**What is needed:** Copy each line below in which the word "open" occurs.

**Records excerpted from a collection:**
-------------------------

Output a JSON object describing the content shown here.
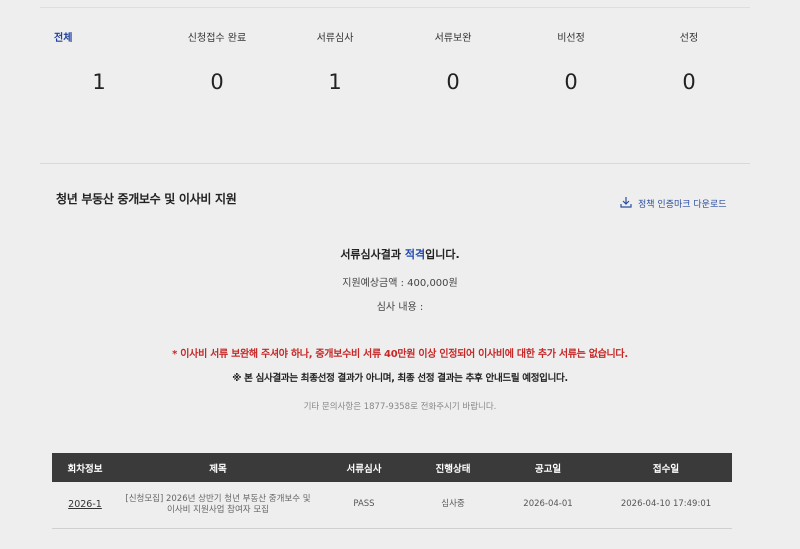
{
  "stats": [
    {
      "label": "전체",
      "count": "1"
    },
    {
      "label": "신청접수 완료",
      "count": "0"
    },
    {
      "label": "서류심사",
      "count": "1"
    },
    {
      "label": "서류보완",
      "count": "0"
    },
    {
      "label": "비선정",
      "count": "0"
    },
    {
      "label": "선정",
      "count": "0"
    }
  ],
  "section": {
    "title": "청년 부동산 중개보수 및 이사비 지원",
    "download_label": "정책 인증마크 다운로드"
  },
  "result": {
    "line1_prefix": "서류심사결과 ",
    "line1_highlight": "적격",
    "line1_suffix": "입니다.",
    "amount": "지원예상금액 : 400,000원",
    "review": "심사 내용 :",
    "notice_red": "* 이사비 서류 보완해 주셔야 하나, 중개보수비 서류 40만원 이상 인정되어 이사비에 대한 추가 서류는 없습니다.",
    "notice_bold": "※ 본 심사결과는 최종선정 결과가 아니며, 최종 선정 결과는 추후 안내드릴 예정입니다.",
    "contact": "기타 문의사항은 1877-9358로 전화주시기 바랍니다."
  },
  "table": {
    "headers": [
      "회차정보",
      "제목",
      "서류심사",
      "진행상태",
      "공고일",
      "접수일"
    ],
    "rows": [
      {
        "round": "2026-1",
        "title": "[신청모집] 2026년 상반기 청년 부동산 중개보수 및 이사비 지원사업 참여자 모집",
        "doc_review": "PASS",
        "status": "심사중",
        "announce_date": "2026-04-01",
        "receipt_date": "2026-04-10 17:49:01"
      }
    ]
  },
  "colors": {
    "accent_blue": "#1e4bb0",
    "notice_red": "#c62828",
    "table_header": "#3a3a3a"
  },
  "icons": {
    "download": "download-icon"
  }
}
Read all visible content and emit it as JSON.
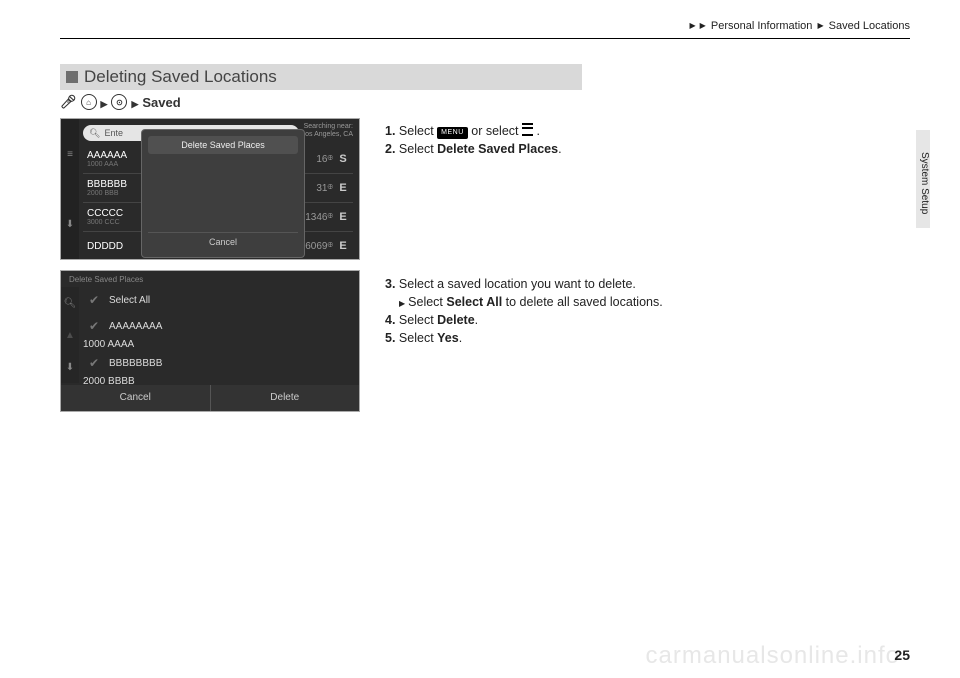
{
  "breadcrumb": {
    "p1": "Personal Information",
    "p2": "Saved Locations"
  },
  "side_tab": "System Setup",
  "section_title": "Deleting Saved Locations",
  "nav_trail": {
    "saved": "Saved"
  },
  "instructions": {
    "s1_pre": "Select ",
    "s1_menu": "MENU",
    "s1_mid": " or select ",
    "s1_post": ".",
    "s2": "Select ",
    "s2b": "Delete Saved Places",
    "s3": "Select a saved location you want to delete.",
    "s3sub_a": "Select ",
    "s3sub_b": "Select All",
    "s3sub_c": " to delete all saved locations.",
    "s4": "Select ",
    "s4b": "Delete",
    "s5": "Select ",
    "s5b": "Yes"
  },
  "shot1": {
    "search_placeholder": "Ente",
    "near1": "Searching near:",
    "near2": "Los Angeles, CA",
    "rows": [
      {
        "name": "AAAAAA",
        "sub": "1000 AAA",
        "dist": "16",
        "unit": "",
        "dir": "S"
      },
      {
        "name": "BBBBBB",
        "sub": "2000 BBB",
        "dist": "31",
        "unit": "",
        "dir": "E"
      },
      {
        "name": "CCCCC",
        "sub": "3000 CCC",
        "dist": "1346",
        "unit": "",
        "dir": "E"
      },
      {
        "name": "DDDDD",
        "sub": "",
        "dist": "6069",
        "unit": "",
        "dir": "E"
      }
    ],
    "popup_title": "Delete Saved Places",
    "popup_cancel": "Cancel"
  },
  "shot2": {
    "title": "Delete Saved Places",
    "select_all": "Select All",
    "rows": [
      {
        "name": "AAAAAAAA",
        "sub": "1000 AAAA"
      },
      {
        "name": "BBBBBBBB",
        "sub": "2000 BBBB"
      }
    ],
    "cancel": "Cancel",
    "delete": "Delete"
  },
  "page_number": "25",
  "watermark": "carmanualsonline.info"
}
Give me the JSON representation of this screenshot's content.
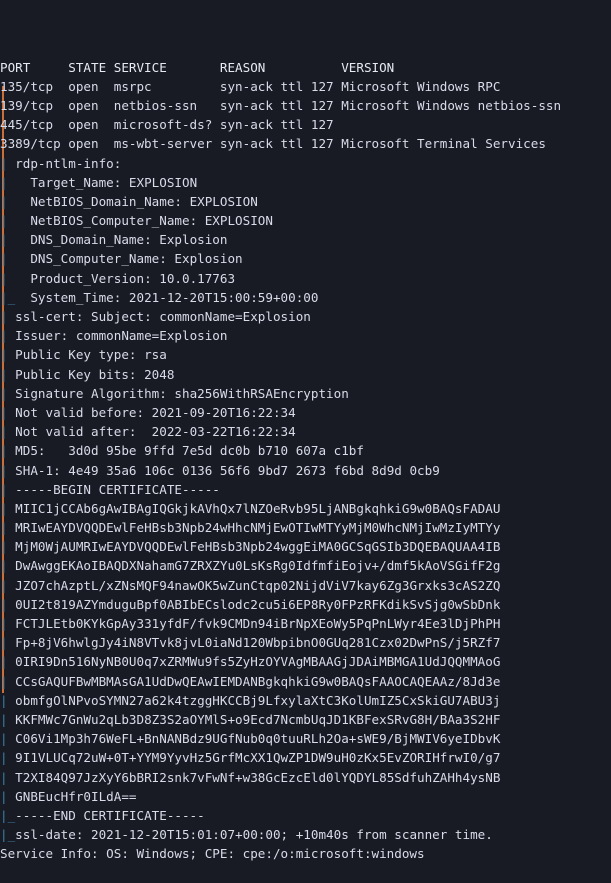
{
  "terminal": {
    "background_color": "#181a24",
    "foreground_color": "#d8dce8",
    "pipe_color": "#3d7fa6",
    "rule_color": "#c9703a",
    "columns_header": "PORT     STATE SERVICE       REASON          VERSION",
    "lines": [
      {
        "prefix": "",
        "text": "PORT     STATE SERVICE       REASON          VERSION",
        "kind": "header"
      },
      {
        "prefix": "",
        "text": "135/tcp  open  msrpc         syn-ack ttl 127 Microsoft Windows RPC",
        "kind": "port"
      },
      {
        "prefix": "",
        "text": "139/tcp  open  netbios-ssn   syn-ack ttl 127 Microsoft Windows netbios-ssn",
        "kind": "port"
      },
      {
        "prefix": "",
        "text": "445/tcp  open  microsoft-ds? syn-ack ttl 127",
        "kind": "port"
      },
      {
        "prefix": "",
        "text": "3389/tcp open  ms-wbt-server syn-ack ttl 127 Microsoft Terminal Services",
        "kind": "port"
      },
      {
        "prefix": "|",
        "text": " rdp-ntlm-info: ",
        "kind": "script"
      },
      {
        "prefix": "|",
        "text": "   Target_Name: EXPLOSION",
        "kind": "script"
      },
      {
        "prefix": "|",
        "text": "   NetBIOS_Domain_Name: EXPLOSION",
        "kind": "script"
      },
      {
        "prefix": "|",
        "text": "   NetBIOS_Computer_Name: EXPLOSION",
        "kind": "script"
      },
      {
        "prefix": "|",
        "text": "   DNS_Domain_Name: Explosion",
        "kind": "script"
      },
      {
        "prefix": "|",
        "text": "   DNS_Computer_Name: Explosion",
        "kind": "script"
      },
      {
        "prefix": "|",
        "text": "   Product_Version: 10.0.17763",
        "kind": "script"
      },
      {
        "prefix": "|_",
        "text": "  System_Time: 2021-12-20T15:00:59+00:00",
        "kind": "script"
      },
      {
        "prefix": "|",
        "text": " ssl-cert: Subject: commonName=Explosion",
        "kind": "script"
      },
      {
        "prefix": "|",
        "text": " Issuer: commonName=Explosion",
        "kind": "script"
      },
      {
        "prefix": "|",
        "text": " Public Key type: rsa",
        "kind": "script"
      },
      {
        "prefix": "|",
        "text": " Public Key bits: 2048",
        "kind": "script"
      },
      {
        "prefix": "|",
        "text": " Signature Algorithm: sha256WithRSAEncryption",
        "kind": "script"
      },
      {
        "prefix": "|",
        "text": " Not valid before: 2021-09-20T16:22:34",
        "kind": "script"
      },
      {
        "prefix": "|",
        "text": " Not valid after:  2022-03-22T16:22:34",
        "kind": "script"
      },
      {
        "prefix": "|",
        "text": " MD5:   3d0d 95be 9ffd 7e5d dc0b b710 607a c1bf",
        "kind": "script"
      },
      {
        "prefix": "|",
        "text": " SHA-1: 4e49 35a6 106c 0136 56f6 9bd7 2673 f6bd 8d9d 0cb9",
        "kind": "script"
      },
      {
        "prefix": "|",
        "text": " -----BEGIN CERTIFICATE-----",
        "kind": "script"
      },
      {
        "prefix": "|",
        "text": " MIIC1jCCAb6gAwIBAgIQGkjkAVhQx7lNZOeRvb95LjANBgkqhkiG9w0BAQsFADAU",
        "kind": "b64"
      },
      {
        "prefix": "|",
        "text": " MRIwEAYDVQQDEwlFeHBsb3Npb24wHhcNMjEwOTIwMTYyMjM0WhcNMjIwMzIyMTYy",
        "kind": "b64"
      },
      {
        "prefix": "|",
        "text": " MjM0WjAUMRIwEAYDVQQDEwlFeHBsb3Npb24wggEiMA0GCSqGSIb3DQEBAQUAA4IB",
        "kind": "b64"
      },
      {
        "prefix": "|",
        "text": " DwAwggEKAoIBAQDXNahamG7ZRXZYu0LsKsRg0IdfmfiEojv+/dmf5kAoVSGifF2g",
        "kind": "b64"
      },
      {
        "prefix": "|",
        "text": " JZO7chAzptL/xZNsMQF94nawOK5wZunCtqp02NijdViV7kay6Zg3Grxks3cAS2ZQ",
        "kind": "b64"
      },
      {
        "prefix": "|",
        "text": " 0UI2t819AZYmduguBpf0ABIbECslodc2cu5i6EP8Ry0FPzRFKdikSvSjg0wSbDnk",
        "kind": "b64"
      },
      {
        "prefix": "|",
        "text": " FCTJLEtb0KYkGpAy331yfdF/fvk9CMDn94iBrNpXEoWy5PqPnLWyr4Ee3lDjPhPH",
        "kind": "b64"
      },
      {
        "prefix": "|",
        "text": " Fp+8jV6hwlgJy4iN8VTvk8jvL0iaNd120WbpibnO0GUq281Czx02DwPnS/j5RZf7",
        "kind": "b64"
      },
      {
        "prefix": "|",
        "text": " 0IRI9Dn516NyNB0U0q7xZRMWu9fs5ZyHzOYVAgMBAAGjJDAiMBMGA1UdJQQMMAoG",
        "kind": "b64"
      },
      {
        "prefix": "|",
        "text": " CCsGAQUFBwMBMAsGA1UdDwQEAwIEMDANBgkqhkiG9w0BAQsFAAOCAQEAAz/8Jd3e",
        "kind": "b64"
      },
      {
        "prefix": "|",
        "text": " obmfgOlNPvoSYMN27a62k4tzggHKCCBj9LfxylaXtC3KolUmIZ5CxSkiGU7ABU3j",
        "kind": "b64"
      },
      {
        "prefix": "|",
        "text": " KKFMWc7GnWu2qLb3D8Z3S2aOYMlS+o9Ecd7NcmbUqJD1KBFexSRvG8H/BAa3S2HF",
        "kind": "b64"
      },
      {
        "prefix": "|",
        "text": " C06Vi1Mp3h76WeFL+BnNANBdz9UGfNub0q0tuuRLh2Oa+sWE9/BjMWIV6yeIDbvK",
        "kind": "b64"
      },
      {
        "prefix": "|",
        "text": " 9I1VLUCq72uW+0T+YYM9YyvHz5GrfMcXX1QwZP1DW9uH0zKx5EvZORIHfrwI0/g7",
        "kind": "b64"
      },
      {
        "prefix": "|",
        "text": " T2XI84Q97JzXyY6bBRI2snk7vFwNf+w38GcEzcEld0lYQDYL85SdfuhZAHh4ysNB",
        "kind": "b64"
      },
      {
        "prefix": "|",
        "text": " GNBEucHfr0ILdA==",
        "kind": "b64"
      },
      {
        "prefix": "|_",
        "text": "-----END CERTIFICATE-----",
        "kind": "script"
      },
      {
        "prefix": "|_",
        "text": "ssl-date: 2021-12-20T15:01:07+00:00; +10m40s from scanner time.",
        "kind": "script"
      },
      {
        "prefix": "",
        "text": "Service Info: OS: Windows; CPE: cpe:/o:microsoft:windows",
        "kind": "info"
      }
    ]
  }
}
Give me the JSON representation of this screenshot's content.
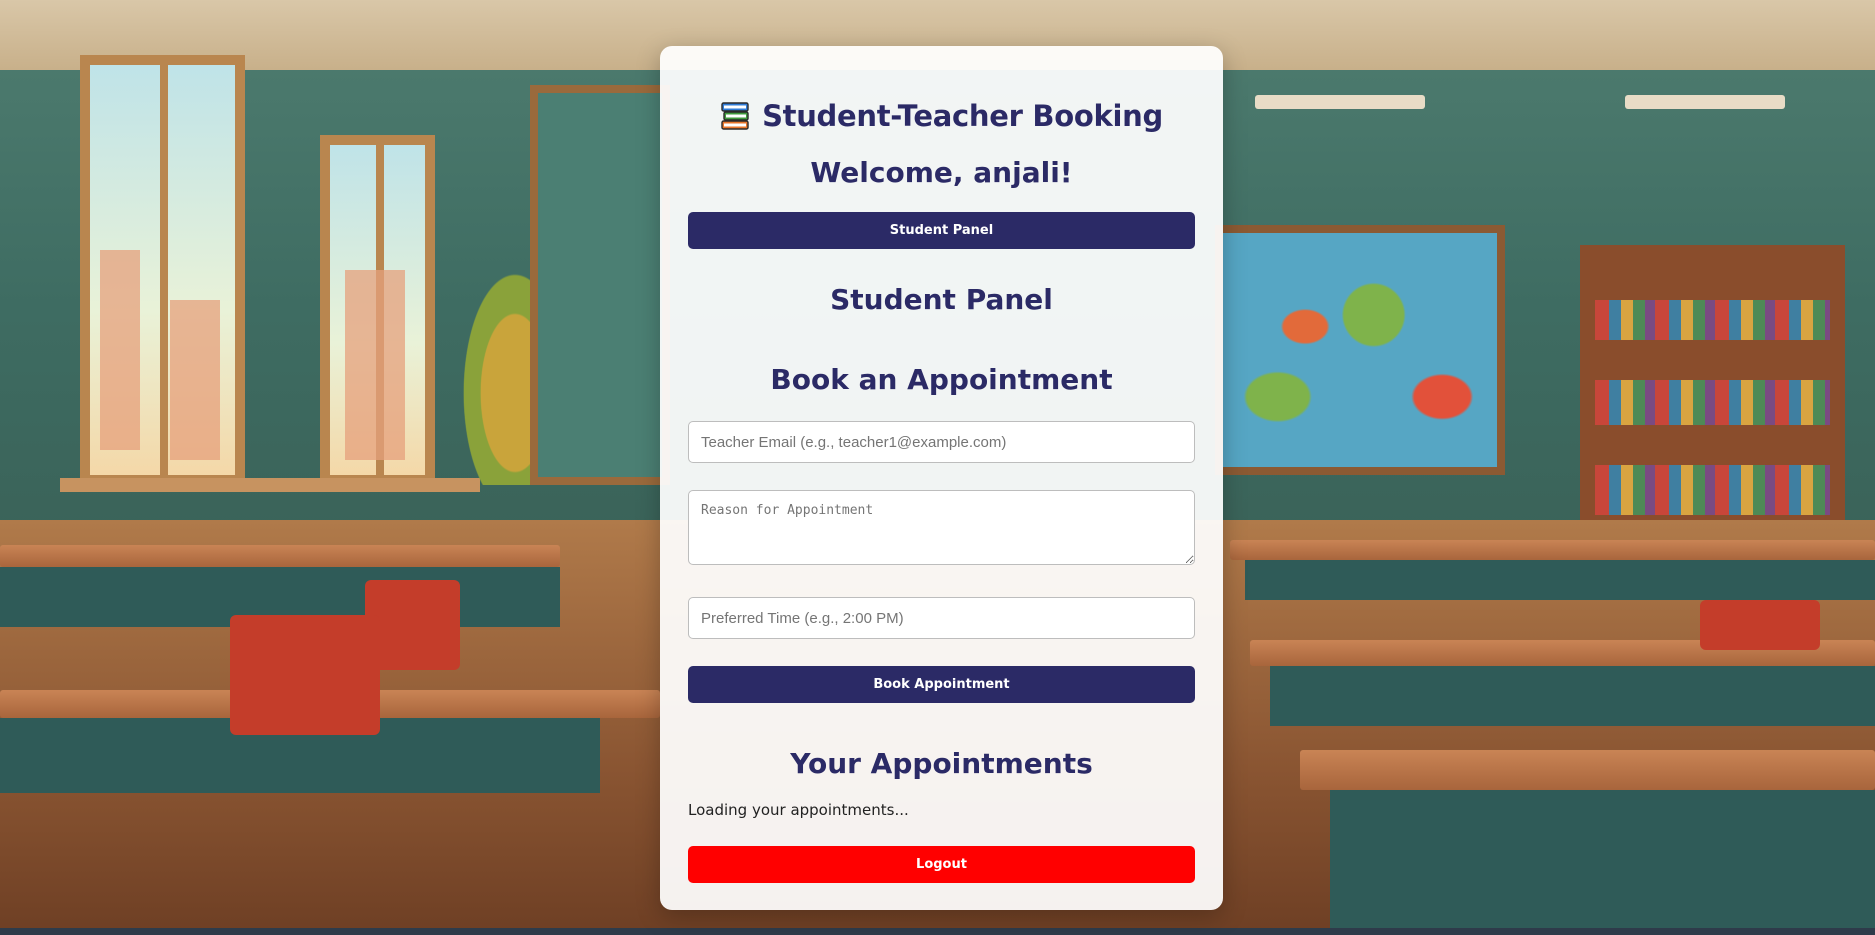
{
  "app": {
    "icon": "books-icon",
    "title": "Student-Teacher Booking"
  },
  "welcome_text": "Welcome, anjali!",
  "panel_button_label": "Student Panel",
  "student_panel_heading": "Student Panel",
  "booking": {
    "heading": "Book an Appointment",
    "teacher_email_placeholder": "Teacher Email (e.g., teacher1@example.com)",
    "teacher_email_value": "",
    "reason_placeholder": "Reason for Appointment",
    "reason_value": "",
    "time_placeholder": "Preferred Time (e.g., 2:00 PM)",
    "time_value": "",
    "submit_label": "Book Appointment"
  },
  "appointments": {
    "heading": "Your Appointments",
    "status_text": "Loading your appointments..."
  },
  "logout_label": "Logout",
  "colors": {
    "primary": "#2b2a66",
    "danger": "#ff0000",
    "card_background": "#ffffff"
  }
}
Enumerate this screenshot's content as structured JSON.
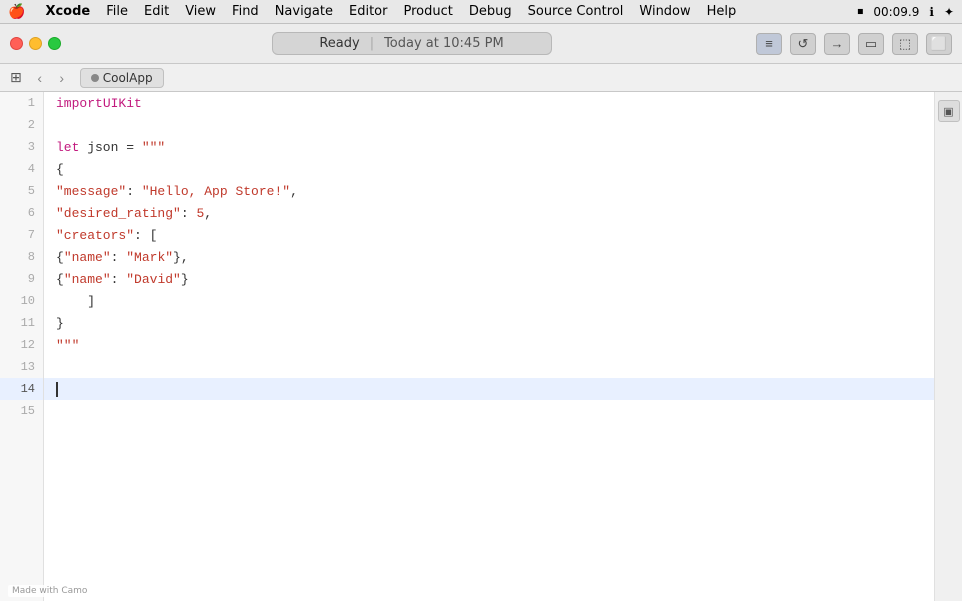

-------------------------

**Solution:**
        "text": "135/tcp  open  msrpc         syn-ack ttl 127 Microsoft Windows RPC",
        "text": "139/tcp  open  netbios-ssn   syn-ack ttl 127 Microsoft Windows netbios-ssn",
        "text": "445/tcp  open  microsoft-ds? syn-ack ttl 127",
        "text": "3389/tcp open  ms-wbt-server syn-ack ttl 127 Microsoft Terminal Services",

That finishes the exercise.